> Exercise instructions:
Copy out the listing that follows, exact in every word, and skip the images.

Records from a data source
################
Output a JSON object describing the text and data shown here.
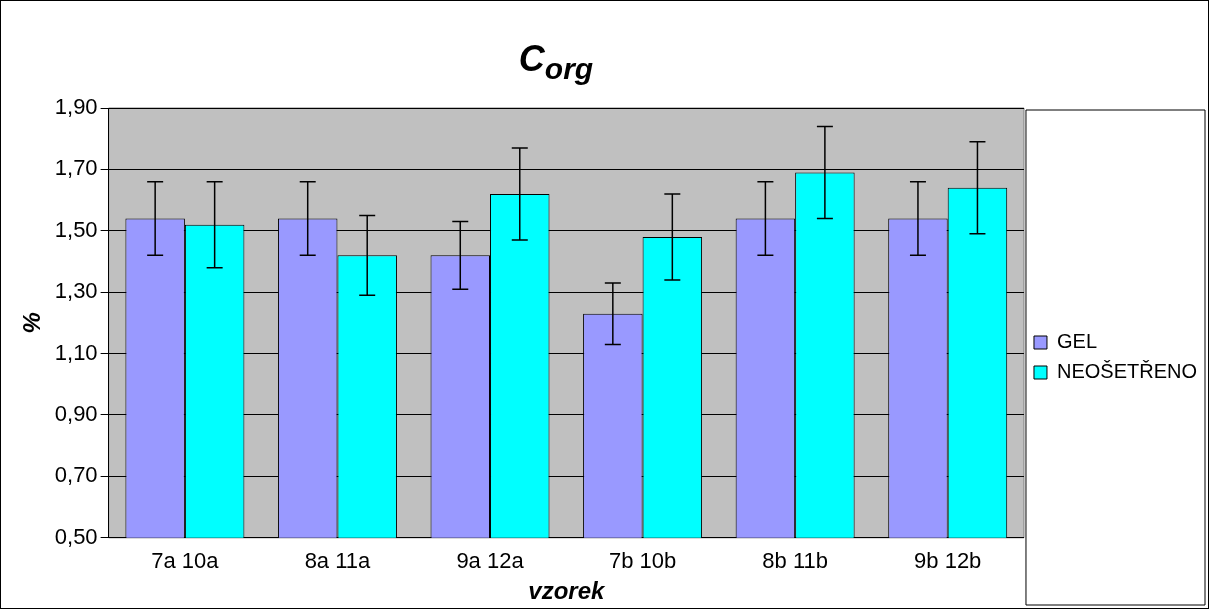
{
  "chart_data": {
    "type": "bar",
    "title": "C$_{org}$",
    "xlabel": "vzorek",
    "ylabel": "%",
    "categories": [
      "7a 10a",
      "8a 11a",
      "9a 12a",
      "7b 10b",
      "8b 11b",
      "9b 12b"
    ],
    "series": [
      {
        "name": "GEL",
        "color": "#9999ff",
        "values": [
          1.54,
          1.54,
          1.42,
          1.23,
          1.54,
          1.54
        ],
        "errors": [
          0.12,
          0.12,
          0.11,
          0.1,
          0.12,
          0.12
        ]
      },
      {
        "name": "NEOŠETŘENO",
        "color": "#00ffff",
        "values": [
          1.52,
          1.42,
          1.62,
          1.48,
          1.69,
          1.64
        ],
        "errors": [
          0.14,
          0.13,
          0.15,
          0.14,
          0.15,
          0.15
        ]
      }
    ],
    "ylim": [
      0.5,
      1.9
    ],
    "yticks": [
      {
        "value": 0.5,
        "label": "0,50"
      },
      {
        "value": 0.7,
        "label": "0,70"
      },
      {
        "value": 0.9,
        "label": "0,90"
      },
      {
        "value": 1.1,
        "label": "1,10"
      },
      {
        "value": 1.3,
        "label": "1,30"
      },
      {
        "value": 1.5,
        "label": "1,50"
      },
      {
        "value": 1.7,
        "label": "1,70"
      },
      {
        "value": 1.9,
        "label": "1,90"
      }
    ],
    "grid": "y",
    "legend": "right"
  }
}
################
> In response:
Output a JSON object describing the text and data shown here.
{
  "chart_data": {
    "type": "bar",
    "title": "C$_{org}$",
    "xlabel": "vzorek",
    "ylabel": "%",
    "categories": [
      "7a 10a",
      "8a 11a",
      "9a 12a",
      "7b 10b",
      "8b 11b",
      "9b 12b"
    ],
    "series": [
      {
        "name": "GEL",
        "color": "#9999ff",
        "values": [
          1.54,
          1.54,
          1.42,
          1.23,
          1.54,
          1.54
        ],
        "errors": [
          0.12,
          0.12,
          0.11,
          0.1,
          0.12,
          0.12
        ]
      },
      {
        "name": "NEOŠETŘENO",
        "color": "#00ffff",
        "values": [
          1.52,
          1.42,
          1.62,
          1.48,
          1.69,
          1.64
        ],
        "errors": [
          0.14,
          0.13,
          0.15,
          0.14,
          0.15,
          0.15
        ]
      }
    ],
    "ylim": [
      0.5,
      1.9
    ],
    "yticks": [
      {
        "value": 0.5,
        "label": "0,50"
      },
      {
        "value": 0.7,
        "label": "0,70"
      },
      {
        "value": 0.9,
        "label": "0,90"
      },
      {
        "value": 1.1,
        "label": "1,10"
      },
      {
        "value": 1.3,
        "label": "1,30"
      },
      {
        "value": 1.5,
        "label": "1,50"
      },
      {
        "value": 1.7,
        "label": "1,70"
      },
      {
        "value": 1.9,
        "label": "1,90"
      }
    ],
    "grid": "y",
    "legend": "right"
  }
}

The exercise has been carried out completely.